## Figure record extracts
_ _ _ _

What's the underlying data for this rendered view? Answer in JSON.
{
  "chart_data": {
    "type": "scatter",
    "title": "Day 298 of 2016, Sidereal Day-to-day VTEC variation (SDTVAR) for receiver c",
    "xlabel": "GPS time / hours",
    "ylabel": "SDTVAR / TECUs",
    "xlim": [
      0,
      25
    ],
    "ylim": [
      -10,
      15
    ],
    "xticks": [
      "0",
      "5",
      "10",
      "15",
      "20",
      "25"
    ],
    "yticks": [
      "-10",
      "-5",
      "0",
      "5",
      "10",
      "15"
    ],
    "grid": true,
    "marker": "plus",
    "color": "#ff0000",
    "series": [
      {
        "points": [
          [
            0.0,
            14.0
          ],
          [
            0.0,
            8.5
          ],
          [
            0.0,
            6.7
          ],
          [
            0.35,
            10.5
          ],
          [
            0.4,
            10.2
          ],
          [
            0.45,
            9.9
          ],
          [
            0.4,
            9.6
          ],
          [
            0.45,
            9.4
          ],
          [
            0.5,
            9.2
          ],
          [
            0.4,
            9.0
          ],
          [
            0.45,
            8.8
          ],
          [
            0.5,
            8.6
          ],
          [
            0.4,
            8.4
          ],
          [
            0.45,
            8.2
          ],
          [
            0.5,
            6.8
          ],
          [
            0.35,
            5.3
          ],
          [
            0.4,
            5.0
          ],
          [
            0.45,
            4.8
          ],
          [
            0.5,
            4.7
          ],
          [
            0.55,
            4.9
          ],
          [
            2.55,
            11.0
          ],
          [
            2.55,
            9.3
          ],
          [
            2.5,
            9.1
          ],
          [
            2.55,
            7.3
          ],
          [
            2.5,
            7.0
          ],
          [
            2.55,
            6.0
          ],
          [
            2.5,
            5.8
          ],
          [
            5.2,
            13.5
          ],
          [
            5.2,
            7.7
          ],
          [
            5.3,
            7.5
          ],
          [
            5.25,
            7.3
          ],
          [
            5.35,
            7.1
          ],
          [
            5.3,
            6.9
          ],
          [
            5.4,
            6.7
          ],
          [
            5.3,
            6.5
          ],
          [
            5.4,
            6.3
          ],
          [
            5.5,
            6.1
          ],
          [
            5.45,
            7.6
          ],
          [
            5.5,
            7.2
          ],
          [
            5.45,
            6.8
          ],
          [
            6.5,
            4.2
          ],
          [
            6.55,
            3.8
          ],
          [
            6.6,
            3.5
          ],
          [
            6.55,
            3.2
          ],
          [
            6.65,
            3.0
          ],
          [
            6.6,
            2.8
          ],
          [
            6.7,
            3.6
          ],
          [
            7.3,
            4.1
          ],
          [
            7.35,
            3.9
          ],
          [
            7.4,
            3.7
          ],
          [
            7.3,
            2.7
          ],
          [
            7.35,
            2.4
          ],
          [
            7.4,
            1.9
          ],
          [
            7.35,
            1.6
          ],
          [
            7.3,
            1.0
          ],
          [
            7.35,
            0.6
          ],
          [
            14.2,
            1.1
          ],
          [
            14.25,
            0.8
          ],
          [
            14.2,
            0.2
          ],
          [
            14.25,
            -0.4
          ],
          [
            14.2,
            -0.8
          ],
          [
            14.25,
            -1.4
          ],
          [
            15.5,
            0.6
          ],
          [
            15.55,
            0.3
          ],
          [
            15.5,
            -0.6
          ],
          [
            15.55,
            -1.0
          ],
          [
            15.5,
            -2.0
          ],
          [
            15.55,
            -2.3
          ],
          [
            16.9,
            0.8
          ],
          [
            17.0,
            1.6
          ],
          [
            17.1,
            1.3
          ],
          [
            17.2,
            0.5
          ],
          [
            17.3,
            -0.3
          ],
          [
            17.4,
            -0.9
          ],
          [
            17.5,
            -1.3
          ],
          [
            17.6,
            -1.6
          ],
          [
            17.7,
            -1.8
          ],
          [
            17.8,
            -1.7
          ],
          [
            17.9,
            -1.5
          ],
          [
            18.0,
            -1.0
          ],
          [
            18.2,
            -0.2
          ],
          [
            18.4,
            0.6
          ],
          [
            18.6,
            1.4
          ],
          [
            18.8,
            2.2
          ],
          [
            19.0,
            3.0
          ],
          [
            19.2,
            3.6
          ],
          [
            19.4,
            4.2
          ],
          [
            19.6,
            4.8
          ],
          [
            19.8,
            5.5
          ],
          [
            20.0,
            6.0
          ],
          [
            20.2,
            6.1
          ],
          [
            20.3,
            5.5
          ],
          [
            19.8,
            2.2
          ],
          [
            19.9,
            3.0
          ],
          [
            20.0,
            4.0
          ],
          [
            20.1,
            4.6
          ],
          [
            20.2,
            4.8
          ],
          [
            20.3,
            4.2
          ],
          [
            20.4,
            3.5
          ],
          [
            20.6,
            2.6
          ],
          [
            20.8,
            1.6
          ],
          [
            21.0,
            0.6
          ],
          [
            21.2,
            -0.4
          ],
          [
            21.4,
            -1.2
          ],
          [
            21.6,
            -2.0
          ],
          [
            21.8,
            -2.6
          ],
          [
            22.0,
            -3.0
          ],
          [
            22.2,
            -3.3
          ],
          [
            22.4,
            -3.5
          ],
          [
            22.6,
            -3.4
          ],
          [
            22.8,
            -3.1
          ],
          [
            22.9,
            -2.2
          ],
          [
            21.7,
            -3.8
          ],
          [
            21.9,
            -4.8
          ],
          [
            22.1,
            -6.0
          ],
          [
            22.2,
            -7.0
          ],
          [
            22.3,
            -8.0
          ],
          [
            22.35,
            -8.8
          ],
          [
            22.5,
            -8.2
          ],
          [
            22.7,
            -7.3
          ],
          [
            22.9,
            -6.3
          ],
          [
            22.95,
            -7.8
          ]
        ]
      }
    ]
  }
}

_ _ _ _

Exactly as written, please output every entry.

What's the underlying data for this rendered view? Answer in JSON.
{
  "chart_data": {
    "type": "scatter",
    "title": "Day 298 of 2016, Sidereal Day-to-day VTEC variation (SDTVAR) for receiver c",
    "xlabel": "GPS time / hours",
    "ylabel": "SDTVAR / TECUs",
    "xlim": [
      0,
      25
    ],
    "ylim": [
      -10,
      15
    ],
    "xticks": [
      "0",
      "5",
      "10",
      "15",
      "20",
      "25"
    ],
    "yticks": [
      "-10",
      "-5",
      "0",
      "5",
      "10",
      "15"
    ],
    "grid": true,
    "marker": "plus",
    "color": "#ff0000",
    "series": [
      {
        "points": [
          [
            0.0,
            14.0
          ],
          [
            0.0,
            8.5
          ],
          [
            0.0,
            6.7
          ],
          [
            0.35,
            10.5
          ],
          [
            0.4,
            10.2
          ],
          [
            0.45,
            9.9
          ],
          [
            0.4,
            9.6
          ],
          [
            0.45,
            9.4
          ],
          [
            0.5,
            9.2
          ],
          [
            0.4,
            9.0
          ],
          [
            0.45,
            8.8
          ],
          [
            0.5,
            8.6
          ],
          [
            0.4,
            8.4
          ],
          [
            0.45,
            8.2
          ],
          [
            0.5,
            6.8
          ],
          [
            0.35,
            5.3
          ],
          [
            0.4,
            5.0
          ],
          [
            0.45,
            4.8
          ],
          [
            0.5,
            4.7
          ],
          [
            0.55,
            4.9
          ],
          [
            2.55,
            11.0
          ],
          [
            2.55,
            9.3
          ],
          [
            2.5,
            9.1
          ],
          [
            2.55,
            7.3
          ],
          [
            2.5,
            7.0
          ],
          [
            2.55,
            6.0
          ],
          [
            2.5,
            5.8
          ],
          [
            5.2,
            13.5
          ],
          [
            5.2,
            7.7
          ],
          [
            5.3,
            7.5
          ],
          [
            5.25,
            7.3
          ],
          [
            5.35,
            7.1
          ],
          [
            5.3,
            6.9
          ],
          [
            5.4,
            6.7
          ],
          [
            5.3,
            6.5
          ],
          [
            5.4,
            6.3
          ],
          [
            5.5,
            6.1
          ],
          [
            5.45,
            7.6
          ],
          [
            5.5,
            7.2
          ],
          [
            5.45,
            6.8
          ],
          [
            6.5,
            4.2
          ],
          [
            6.55,
            3.8
          ],
          [
            6.6,
            3.5
          ],
          [
            6.55,
            3.2
          ],
          [
            6.65,
            3.0
          ],
          [
            6.6,
            2.8
          ],
          [
            6.7,
            3.6
          ],
          [
            7.3,
            4.1
          ],
          [
            7.35,
            3.9
          ],
          [
            7.4,
            3.7
          ],
          [
            7.3,
            2.7
          ],
          [
            7.35,
            2.4
          ],
          [
            7.4,
            1.9
          ],
          [
            7.35,
            1.6
          ],
          [
            7.3,
            1.0
          ],
          [
            7.35,
            0.6
          ],
          [
            14.2,
            1.1
          ],
          [
            14.25,
            0.8
          ],
          [
            14.2,
            0.2
          ],
          [
            14.25,
            -0.4
          ],
          [
            14.2,
            -0.8
          ],
          [
            14.25,
            -1.4
          ],
          [
            15.5,
            0.6
          ],
          [
            15.55,
            0.3
          ],
          [
            15.5,
            -0.6
          ],
          [
            15.55,
            -1.0
          ],
          [
            15.5,
            -2.0
          ],
          [
            15.55,
            -2.3
          ],
          [
            16.9,
            0.8
          ],
          [
            17.0,
            1.6
          ],
          [
            17.1,
            1.3
          ],
          [
            17.2,
            0.5
          ],
          [
            17.3,
            -0.3
          ],
          [
            17.4,
            -0.9
          ],
          [
            17.5,
            -1.3
          ],
          [
            17.6,
            -1.6
          ],
          [
            17.7,
            -1.8
          ],
          [
            17.8,
            -1.7
          ],
          [
            17.9,
            -1.5
          ],
          [
            18.0,
            -1.0
          ],
          [
            18.2,
            -0.2
          ],
          [
            18.4,
            0.6
          ],
          [
            18.6,
            1.4
          ],
          [
            18.8,
            2.2
          ],
          [
            19.0,
            3.0
          ],
          [
            19.2,
            3.6
          ],
          [
            19.4,
            4.2
          ],
          [
            19.6,
            4.8
          ],
          [
            19.8,
            5.5
          ],
          [
            20.0,
            6.0
          ],
          [
            20.2,
            6.1
          ],
          [
            20.3,
            5.5
          ],
          [
            19.8,
            2.2
          ],
          [
            19.9,
            3.0
          ],
          [
            20.0,
            4.0
          ],
          [
            20.1,
            4.6
          ],
          [
            20.2,
            4.8
          ],
          [
            20.3,
            4.2
          ],
          [
            20.4,
            3.5
          ],
          [
            20.6,
            2.6
          ],
          [
            20.8,
            1.6
          ],
          [
            21.0,
            0.6
          ],
          [
            21.2,
            -0.4
          ],
          [
            21.4,
            -1.2
          ],
          [
            21.6,
            -2.0
          ],
          [
            21.8,
            -2.6
          ],
          [
            22.0,
            -3.0
          ],
          [
            22.2,
            -3.3
          ],
          [
            22.4,
            -3.5
          ],
          [
            22.6,
            -3.4
          ],
          [
            22.8,
            -3.1
          ],
          [
            22.9,
            -2.2
          ],
          [
            21.7,
            -3.8
          ],
          [
            21.9,
            -4.8
          ],
          [
            22.1,
            -6.0
          ],
          [
            22.2,
            -7.0
          ],
          [
            22.3,
            -8.0
          ],
          [
            22.35,
            -8.8
          ],
          [
            22.5,
            -8.2
          ],
          [
            22.7,
            -7.3
          ],
          [
            22.9,
            -6.3
          ],
          [
            22.95,
            -7.8
          ]
        ]
      }
    ]
  }
}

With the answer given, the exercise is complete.